------ Given text

Savvy Wealth in NYC is an example of an AI rollup for wealth advisory services.

Being AI Native

Vinay explains that roll up teams often require the founders being "AI-native". AI-native means that a product is designed from the ground up with AI as a core capability, and not as a bolt-on feature. An example: a CRM with an "AI summary" button is not AI-native, and a system where records are created, updated, and reasoned about by models is AI-native.

I have been advising a pre-seed startup building in a narrow slice of the insurance market. On paper, the market fits the description of where rollups can exist. The services providers are fragmented, growing (global warming tailwinds), relationship driven business on human expertise, and lacking technology expertise. However, the CEO, a very smart guy I have known for years, wants to be, at first, a pure software vertical play.

Lean Into the Probalistic

After the first few lines of code are written, every founder faces one of the biggest tradeoffs today. Do you lean into probabilistic systems? Being AI-native now often means building on transformer-based technology, which underpins small and large language models as well as the new generation of visual models. These models do not understand how our world works, but can describe how it may work based on observations of what occurs frequently.

------------
------ Records provided

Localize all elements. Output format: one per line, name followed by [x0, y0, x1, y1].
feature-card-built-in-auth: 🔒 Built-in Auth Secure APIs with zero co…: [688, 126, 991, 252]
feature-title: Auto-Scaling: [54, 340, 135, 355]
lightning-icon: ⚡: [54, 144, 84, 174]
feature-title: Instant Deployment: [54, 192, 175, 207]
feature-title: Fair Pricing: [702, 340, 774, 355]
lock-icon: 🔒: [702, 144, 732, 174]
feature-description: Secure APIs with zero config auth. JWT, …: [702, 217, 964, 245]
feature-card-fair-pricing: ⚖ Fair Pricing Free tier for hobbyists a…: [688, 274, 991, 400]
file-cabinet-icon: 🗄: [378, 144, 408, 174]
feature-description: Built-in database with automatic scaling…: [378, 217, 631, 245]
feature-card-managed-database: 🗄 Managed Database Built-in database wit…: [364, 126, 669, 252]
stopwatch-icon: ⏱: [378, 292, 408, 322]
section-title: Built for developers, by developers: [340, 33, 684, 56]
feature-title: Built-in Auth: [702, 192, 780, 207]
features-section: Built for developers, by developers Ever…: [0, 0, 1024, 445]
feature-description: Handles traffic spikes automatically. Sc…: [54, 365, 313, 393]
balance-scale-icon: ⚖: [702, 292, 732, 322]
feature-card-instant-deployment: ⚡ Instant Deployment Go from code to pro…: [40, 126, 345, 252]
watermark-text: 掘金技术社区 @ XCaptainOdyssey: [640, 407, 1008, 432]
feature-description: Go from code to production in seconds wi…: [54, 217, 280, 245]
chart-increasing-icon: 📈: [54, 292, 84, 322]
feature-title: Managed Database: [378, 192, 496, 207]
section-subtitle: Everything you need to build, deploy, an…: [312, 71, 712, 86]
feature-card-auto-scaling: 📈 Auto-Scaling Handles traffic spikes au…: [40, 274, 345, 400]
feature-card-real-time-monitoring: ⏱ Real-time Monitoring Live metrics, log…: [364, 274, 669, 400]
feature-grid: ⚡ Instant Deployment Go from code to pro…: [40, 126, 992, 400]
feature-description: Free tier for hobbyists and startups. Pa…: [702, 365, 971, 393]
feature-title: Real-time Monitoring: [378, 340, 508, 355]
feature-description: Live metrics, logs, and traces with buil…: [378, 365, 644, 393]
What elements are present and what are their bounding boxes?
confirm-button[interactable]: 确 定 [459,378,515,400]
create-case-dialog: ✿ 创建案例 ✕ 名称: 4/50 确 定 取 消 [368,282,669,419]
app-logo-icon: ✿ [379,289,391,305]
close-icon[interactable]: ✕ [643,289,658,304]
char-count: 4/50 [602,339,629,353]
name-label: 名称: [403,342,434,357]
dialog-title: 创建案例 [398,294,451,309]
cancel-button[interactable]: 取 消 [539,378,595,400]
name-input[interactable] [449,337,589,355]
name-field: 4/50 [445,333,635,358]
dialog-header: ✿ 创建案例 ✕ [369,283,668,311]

------------

* **Problem details**:
From the passage on AI-native startups, extract the span that begins at the words "Being AI Native" and stops after "software vertical play.". The rows were taken from a different source than the passage on AI-native startups.

* **Worked solution**:
Being AI Native

Vinay explains that roll up teams often require the founders being "AI-native". AI-native means that a product is designed from the ground up with AI as a core capability, and not as a bolt-on feature. An example: a CRM with an "AI summary" button is not AI-native, and a system where records are created, updated, and reasoned about by models is AI-native.

I have been advising a pre-seed startup building in a narrow slice of the insurance market. On paper, the market fits the description of where rollups can exist. The services providers are fragmented, growing (global warming tailwinds), relationship driven business on human expertise, and lacking technology expertise. However, the CEO, a very smart guy I have known for years, wants to be, at first, a pure software vertical play.